Copy out every line that contains "Alatalo".

*** EXTRACTED DATA ***

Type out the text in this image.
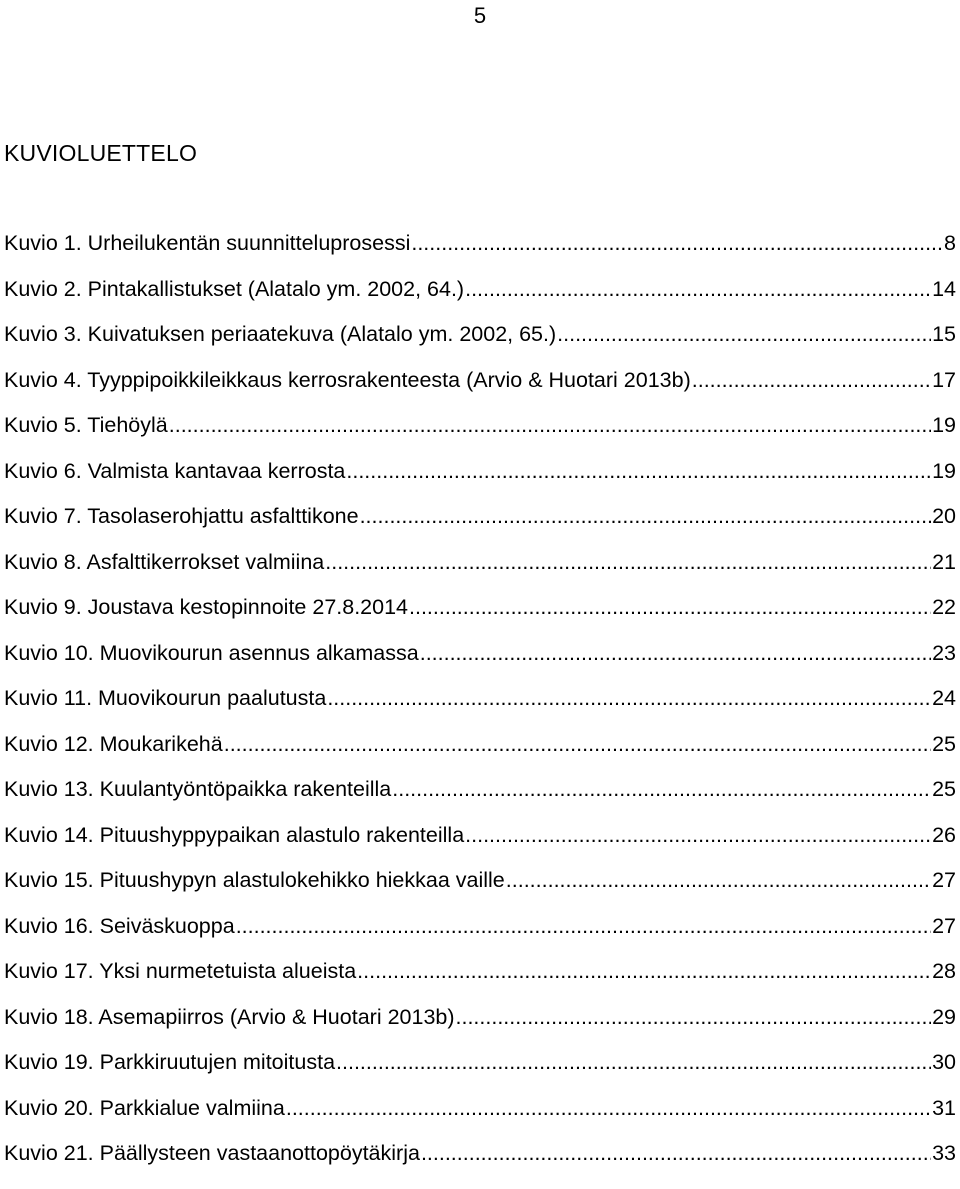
5
KUVIOLUETTELO
Kuvio 1. Urheilukentän suunnitteluprosessi .....	8
Kuvio 2. Pintakallistukset (Alatalo ym. 2002, 64.) .....	14
Kuvio 3. Kuivatuksen periaatekuva (Alatalo ym. 2002, 65.) .....	15
Kuvio 4. Tyyppipoikkileikkaus kerrosrakenteesta (Arvio & Huotari 2013b) .....	17
Kuvio 5. Tiehöylä .....	19
Kuvio 6. Valmista kantavaa kerrosta .....	19
Kuvio 7. Tasolaserohjattu asfalttikone .....	20
Kuvio 8. Asfalttikerrokset valmiina .....	21
Kuvio 9. Joustava kestopinnoite 27.8.2014 .....	22
Kuvio 10. Muovikourun asennus alkamassa .....	23
Kuvio 11. Muovikourun paalutusta .....	24
Kuvio 12. Moukarikehä .....	25
Kuvio 13. Kuulantyöntöpaikka rakenteilla .....	25
Kuvio 14. Pituushyppypaikan alastulo rakenteilla .....	26
Kuvio 15. Pituushypyn alastulokehikko hiekkaa vaille .....	27
Kuvio 16. Seiväskuoppa .....	27
Kuvio 17. Yksi nurmetetuista alueista .....	28
Kuvio 18. Asemapiirros (Arvio & Huotari 2013b) .....	29
Kuvio 19. Parkkiruutujen mitoitusta .....	30
Kuvio 20. Parkkialue valmiina .....	31
Kuvio 21. Päällysteen vastaanottopöytäkirja .....	33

***

_EXERCISE RESULT_
Kuvio 2. Pintakallistukset (Alatalo ym. 2002, 64.) .....	14
Kuvio 3. Kuivatuksen periaatekuva (Alatalo ym. 2002, 65.) .....	15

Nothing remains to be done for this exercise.